SUPPLIED PASSAGE
Cameroonian author and diplomat

Careen Pilo Selangai who writes as Careen Pilo is an author, writer, and diplomat from Cameroon.

== Career ==
Pilo has written four romantic works of fiction, an academic paper on gender in sub-Saharan Africa, and a United Nation Development Programme report on Conflict Prevention and Peacebuilding in the Democratic Republic of the Congo.

Since 2017, Pilo has worked as the First Secretary at the Cameroonian embassy to Italy, in Rome.

PROVIDED DATA
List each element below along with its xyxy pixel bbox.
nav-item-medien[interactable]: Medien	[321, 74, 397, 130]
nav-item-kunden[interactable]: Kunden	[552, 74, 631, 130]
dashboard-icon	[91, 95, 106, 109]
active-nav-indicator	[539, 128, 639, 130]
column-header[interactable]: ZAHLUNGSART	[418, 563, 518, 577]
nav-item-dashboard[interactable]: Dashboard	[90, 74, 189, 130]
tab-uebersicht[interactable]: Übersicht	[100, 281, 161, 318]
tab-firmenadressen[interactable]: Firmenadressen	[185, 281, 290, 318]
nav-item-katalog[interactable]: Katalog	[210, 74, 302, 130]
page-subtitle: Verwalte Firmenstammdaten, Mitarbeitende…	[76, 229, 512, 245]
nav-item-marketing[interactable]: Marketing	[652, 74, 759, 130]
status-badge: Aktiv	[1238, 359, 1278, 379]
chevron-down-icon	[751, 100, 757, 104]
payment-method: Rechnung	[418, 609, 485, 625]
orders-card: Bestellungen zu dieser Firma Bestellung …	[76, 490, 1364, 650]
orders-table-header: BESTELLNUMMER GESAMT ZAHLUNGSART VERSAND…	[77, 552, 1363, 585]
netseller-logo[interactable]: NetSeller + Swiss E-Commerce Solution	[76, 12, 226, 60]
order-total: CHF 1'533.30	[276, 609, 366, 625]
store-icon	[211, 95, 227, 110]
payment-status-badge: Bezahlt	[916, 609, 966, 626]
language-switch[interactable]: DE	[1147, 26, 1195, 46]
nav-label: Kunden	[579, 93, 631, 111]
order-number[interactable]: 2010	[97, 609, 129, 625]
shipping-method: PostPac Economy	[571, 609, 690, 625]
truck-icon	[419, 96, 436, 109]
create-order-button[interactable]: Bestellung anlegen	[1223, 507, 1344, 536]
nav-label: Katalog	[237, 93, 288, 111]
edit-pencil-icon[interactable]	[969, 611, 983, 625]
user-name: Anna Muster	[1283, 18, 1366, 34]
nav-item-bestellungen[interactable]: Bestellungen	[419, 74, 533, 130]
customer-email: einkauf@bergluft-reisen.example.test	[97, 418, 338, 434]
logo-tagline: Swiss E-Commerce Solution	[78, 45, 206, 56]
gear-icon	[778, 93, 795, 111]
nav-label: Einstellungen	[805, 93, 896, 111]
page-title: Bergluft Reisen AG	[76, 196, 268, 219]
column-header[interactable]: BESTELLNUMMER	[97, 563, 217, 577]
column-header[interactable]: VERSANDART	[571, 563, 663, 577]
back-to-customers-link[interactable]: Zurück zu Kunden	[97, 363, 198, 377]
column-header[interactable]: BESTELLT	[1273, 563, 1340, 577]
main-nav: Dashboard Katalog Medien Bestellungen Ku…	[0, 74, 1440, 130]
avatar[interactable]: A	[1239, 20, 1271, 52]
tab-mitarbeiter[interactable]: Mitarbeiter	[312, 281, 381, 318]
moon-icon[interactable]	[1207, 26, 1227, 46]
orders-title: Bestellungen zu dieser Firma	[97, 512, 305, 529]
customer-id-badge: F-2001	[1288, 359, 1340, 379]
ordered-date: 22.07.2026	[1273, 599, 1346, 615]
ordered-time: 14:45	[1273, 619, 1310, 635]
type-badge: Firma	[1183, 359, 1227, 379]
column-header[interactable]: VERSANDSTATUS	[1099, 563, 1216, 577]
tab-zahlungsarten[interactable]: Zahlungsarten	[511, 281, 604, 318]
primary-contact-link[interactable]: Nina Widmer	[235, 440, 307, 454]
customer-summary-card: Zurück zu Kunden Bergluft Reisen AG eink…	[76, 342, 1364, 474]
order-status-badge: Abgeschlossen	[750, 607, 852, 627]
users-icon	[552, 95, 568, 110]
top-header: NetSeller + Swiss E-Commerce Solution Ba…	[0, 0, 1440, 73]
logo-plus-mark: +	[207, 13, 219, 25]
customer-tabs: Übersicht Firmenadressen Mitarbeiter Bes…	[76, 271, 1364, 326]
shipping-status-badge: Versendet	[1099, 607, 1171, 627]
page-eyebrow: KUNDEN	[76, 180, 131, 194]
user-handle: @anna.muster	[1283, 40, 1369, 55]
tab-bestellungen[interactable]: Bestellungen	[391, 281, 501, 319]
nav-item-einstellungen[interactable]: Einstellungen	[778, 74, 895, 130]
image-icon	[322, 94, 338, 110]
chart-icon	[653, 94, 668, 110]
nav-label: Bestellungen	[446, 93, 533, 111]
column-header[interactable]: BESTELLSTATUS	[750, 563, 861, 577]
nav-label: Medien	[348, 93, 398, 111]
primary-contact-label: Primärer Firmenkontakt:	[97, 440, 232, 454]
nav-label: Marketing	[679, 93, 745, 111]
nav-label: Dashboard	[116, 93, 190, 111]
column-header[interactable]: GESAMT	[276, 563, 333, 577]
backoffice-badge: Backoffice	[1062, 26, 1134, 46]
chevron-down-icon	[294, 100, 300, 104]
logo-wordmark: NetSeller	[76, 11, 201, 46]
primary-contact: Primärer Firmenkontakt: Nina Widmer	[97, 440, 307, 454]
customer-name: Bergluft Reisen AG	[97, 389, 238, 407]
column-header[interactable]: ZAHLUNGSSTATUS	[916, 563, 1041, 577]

WHAT TO PRODUCE
According to the text about Careen Pilo, what post has Pilo held since 2017? The records have no connection to the text about Careen Pilo.

FINISHED EXERCISE
First Secretary at the Cameroonian embassy to Italy, in Rome.